### [Exercise aim]
Pictures do not belong in the copy; transcribe everything else in the records exactly.
** START OF Dataset records **
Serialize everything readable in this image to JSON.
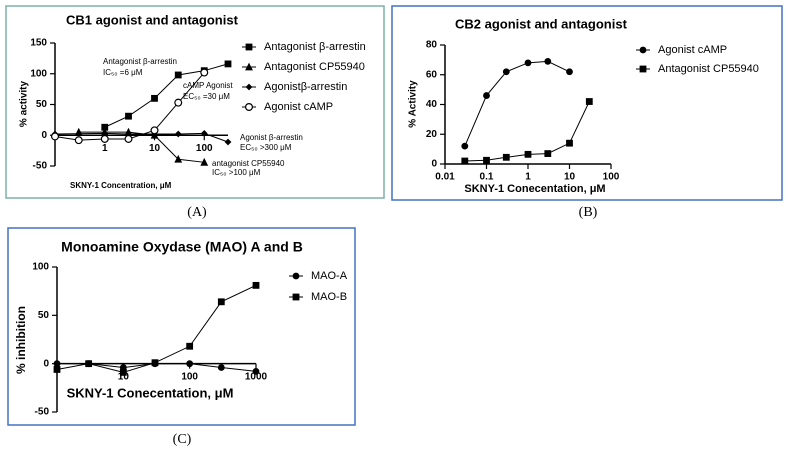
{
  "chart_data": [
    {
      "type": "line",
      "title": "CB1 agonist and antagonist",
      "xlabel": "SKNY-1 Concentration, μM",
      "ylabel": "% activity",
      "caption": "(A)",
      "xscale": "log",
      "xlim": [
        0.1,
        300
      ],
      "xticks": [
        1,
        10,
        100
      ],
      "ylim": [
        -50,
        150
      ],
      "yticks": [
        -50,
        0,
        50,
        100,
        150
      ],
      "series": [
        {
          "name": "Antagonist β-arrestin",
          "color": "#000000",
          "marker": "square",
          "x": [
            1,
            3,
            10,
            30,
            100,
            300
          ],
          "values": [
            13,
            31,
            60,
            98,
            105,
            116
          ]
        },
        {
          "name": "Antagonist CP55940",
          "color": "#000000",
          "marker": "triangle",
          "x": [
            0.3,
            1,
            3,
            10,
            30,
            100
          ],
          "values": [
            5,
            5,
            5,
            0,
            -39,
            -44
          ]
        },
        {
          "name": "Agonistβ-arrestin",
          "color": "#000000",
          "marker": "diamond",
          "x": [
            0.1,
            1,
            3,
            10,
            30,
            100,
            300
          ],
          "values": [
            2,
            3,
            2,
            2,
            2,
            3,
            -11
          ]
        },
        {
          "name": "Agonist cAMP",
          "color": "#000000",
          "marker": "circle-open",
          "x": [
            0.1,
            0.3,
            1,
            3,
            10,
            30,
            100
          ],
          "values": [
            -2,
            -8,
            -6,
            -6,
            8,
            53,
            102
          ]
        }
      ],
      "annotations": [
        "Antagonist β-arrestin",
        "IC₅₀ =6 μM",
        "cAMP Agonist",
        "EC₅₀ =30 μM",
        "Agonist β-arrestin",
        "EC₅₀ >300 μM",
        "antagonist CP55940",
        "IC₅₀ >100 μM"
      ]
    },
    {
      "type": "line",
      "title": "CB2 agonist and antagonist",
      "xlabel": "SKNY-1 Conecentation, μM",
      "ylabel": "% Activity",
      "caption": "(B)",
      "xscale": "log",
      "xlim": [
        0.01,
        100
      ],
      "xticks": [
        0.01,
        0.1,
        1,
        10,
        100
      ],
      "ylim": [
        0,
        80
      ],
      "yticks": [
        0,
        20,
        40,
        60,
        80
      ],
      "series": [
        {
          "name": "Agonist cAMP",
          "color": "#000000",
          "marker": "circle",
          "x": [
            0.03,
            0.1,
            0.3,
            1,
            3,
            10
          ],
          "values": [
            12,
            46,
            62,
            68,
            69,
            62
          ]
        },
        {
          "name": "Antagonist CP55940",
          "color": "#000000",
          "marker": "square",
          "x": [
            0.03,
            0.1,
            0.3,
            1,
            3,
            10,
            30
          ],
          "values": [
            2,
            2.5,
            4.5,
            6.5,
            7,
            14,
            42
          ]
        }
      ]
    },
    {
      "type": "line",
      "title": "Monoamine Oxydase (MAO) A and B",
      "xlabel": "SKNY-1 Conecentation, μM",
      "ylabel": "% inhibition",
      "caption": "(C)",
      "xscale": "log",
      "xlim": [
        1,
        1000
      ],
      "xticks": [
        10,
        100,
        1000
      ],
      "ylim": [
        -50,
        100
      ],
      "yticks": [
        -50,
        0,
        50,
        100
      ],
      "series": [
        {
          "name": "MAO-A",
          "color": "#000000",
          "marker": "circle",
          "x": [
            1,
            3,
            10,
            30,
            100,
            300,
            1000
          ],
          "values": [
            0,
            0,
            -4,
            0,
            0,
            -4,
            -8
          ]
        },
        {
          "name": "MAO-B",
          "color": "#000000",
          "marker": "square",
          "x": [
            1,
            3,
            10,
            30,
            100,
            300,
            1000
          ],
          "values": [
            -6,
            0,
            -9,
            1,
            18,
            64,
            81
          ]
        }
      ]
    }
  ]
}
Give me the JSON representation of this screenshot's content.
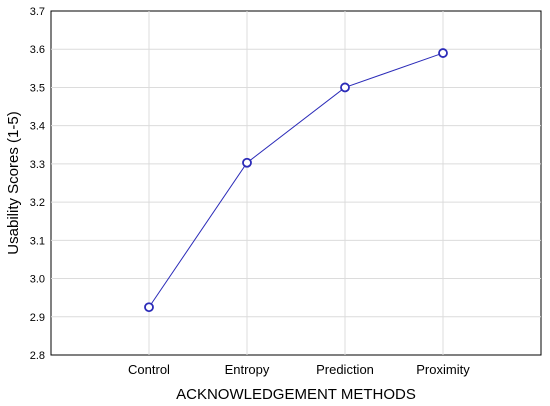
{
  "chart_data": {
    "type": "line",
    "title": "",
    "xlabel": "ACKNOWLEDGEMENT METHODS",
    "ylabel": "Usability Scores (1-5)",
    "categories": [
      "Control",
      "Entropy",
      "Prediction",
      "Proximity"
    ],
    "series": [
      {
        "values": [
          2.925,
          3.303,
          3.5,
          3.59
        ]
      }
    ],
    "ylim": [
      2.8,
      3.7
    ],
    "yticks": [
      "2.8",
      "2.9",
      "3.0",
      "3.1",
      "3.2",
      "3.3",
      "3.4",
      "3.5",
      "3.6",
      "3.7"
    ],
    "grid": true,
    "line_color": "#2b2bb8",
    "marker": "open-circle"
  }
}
** END OF Dataset records **
### [Correct response]
Serialize everything readable in this image to JSON.
{
  "chart_data": [
    {
      "type": "line",
      "title": "CB1 agonist and antagonist",
      "xlabel": "SKNY-1 Concentration, μM",
      "ylabel": "% activity",
      "caption": "(A)",
      "xscale": "log",
      "xlim": [
        0.1,
        300
      ],
      "xticks": [
        1,
        10,
        100
      ],
      "ylim": [
        -50,
        150
      ],
      "yticks": [
        -50,
        0,
        50,
        100,
        150
      ],
      "series": [
        {
          "name": "Antagonist β-arrestin",
          "color": "#000000",
          "marker": "square",
          "x": [
            1,
            3,
            10,
            30,
            100,
            300
          ],
          "values": [
            13,
            31,
            60,
            98,
            105,
            116
          ]
        },
        {
          "name": "Antagonist CP55940",
          "color": "#000000",
          "marker": "triangle",
          "x": [
            0.3,
            1,
            3,
            10,
            30,
            100
          ],
          "values": [
            5,
            5,
            5,
            0,
            -39,
            -44
          ]
        },
        {
          "name": "Agonistβ-arrestin",
          "color": "#000000",
          "marker": "diamond",
          "x": [
            0.1,
            1,
            3,
            10,
            30,
            100,
            300
          ],
          "values": [
            2,
            3,
            2,
            2,
            2,
            3,
            -11
          ]
        },
        {
          "name": "Agonist cAMP",
          "color": "#000000",
          "marker": "circle-open",
          "x": [
            0.1,
            0.3,
            1,
            3,
            10,
            30,
            100
          ],
          "values": [
            -2,
            -8,
            -6,
            -6,
            8,
            53,
            102
          ]
        }
      ],
      "annotations": [
        "Antagonist β-arrestin",
        "IC₅₀ =6 μM",
        "cAMP Agonist",
        "EC₅₀ =30 μM",
        "Agonist β-arrestin",
        "EC₅₀ >300 μM",
        "antagonist CP55940",
        "IC₅₀ >100 μM"
      ]
    },
    {
      "type": "line",
      "title": "CB2 agonist and antagonist",
      "xlabel": "SKNY-1 Conecentation, μM",
      "ylabel": "% Activity",
      "caption": "(B)",
      "xscale": "log",
      "xlim": [
        0.01,
        100
      ],
      "xticks": [
        0.01,
        0.1,
        1,
        10,
        100
      ],
      "ylim": [
        0,
        80
      ],
      "yticks": [
        0,
        20,
        40,
        60,
        80
      ],
      "series": [
        {
          "name": "Agonist cAMP",
          "color": "#000000",
          "marker": "circle",
          "x": [
            0.03,
            0.1,
            0.3,
            1,
            3,
            10
          ],
          "values": [
            12,
            46,
            62,
            68,
            69,
            62
          ]
        },
        {
          "name": "Antagonist CP55940",
          "color": "#000000",
          "marker": "square",
          "x": [
            0.03,
            0.1,
            0.3,
            1,
            3,
            10,
            30
          ],
          "values": [
            2,
            2.5,
            4.5,
            6.5,
            7,
            14,
            42
          ]
        }
      ]
    },
    {
      "type": "line",
      "title": "Monoamine Oxydase (MAO) A and B",
      "xlabel": "SKNY-1 Conecentation, μM",
      "ylabel": "% inhibition",
      "caption": "(C)",
      "xscale": "log",
      "xlim": [
        1,
        1000
      ],
      "xticks": [
        10,
        100,
        1000
      ],
      "ylim": [
        -50,
        100
      ],
      "yticks": [
        -50,
        0,
        50,
        100
      ],
      "series": [
        {
          "name": "MAO-A",
          "color": "#000000",
          "marker": "circle",
          "x": [
            1,
            3,
            10,
            30,
            100,
            300,
            1000
          ],
          "values": [
            0,
            0,
            -4,
            0,
            0,
            -4,
            -8
          ]
        },
        {
          "name": "MAO-B",
          "color": "#000000",
          "marker": "square",
          "x": [
            1,
            3,
            10,
            30,
            100,
            300,
            1000
          ],
          "values": [
            -6,
            0,
            -9,
            1,
            18,
            64,
            81
          ]
        }
      ]
    }
  ]
}
Give me the JSON representation of this screenshot's content.
{
  "chart_data": {
    "type": "line",
    "title": "",
    "xlabel": "ACKNOWLEDGEMENT METHODS",
    "ylabel": "Usability Scores (1-5)",
    "categories": [
      "Control",
      "Entropy",
      "Prediction",
      "Proximity"
    ],
    "series": [
      {
        "values": [
          2.925,
          3.303,
          3.5,
          3.59
        ]
      }
    ],
    "ylim": [
      2.8,
      3.7
    ],
    "yticks": [
      "2.8",
      "2.9",
      "3.0",
      "3.1",
      "3.2",
      "3.3",
      "3.4",
      "3.5",
      "3.6",
      "3.7"
    ],
    "grid": true,
    "line_color": "#2b2bb8",
    "marker": "open-circle"
  }
}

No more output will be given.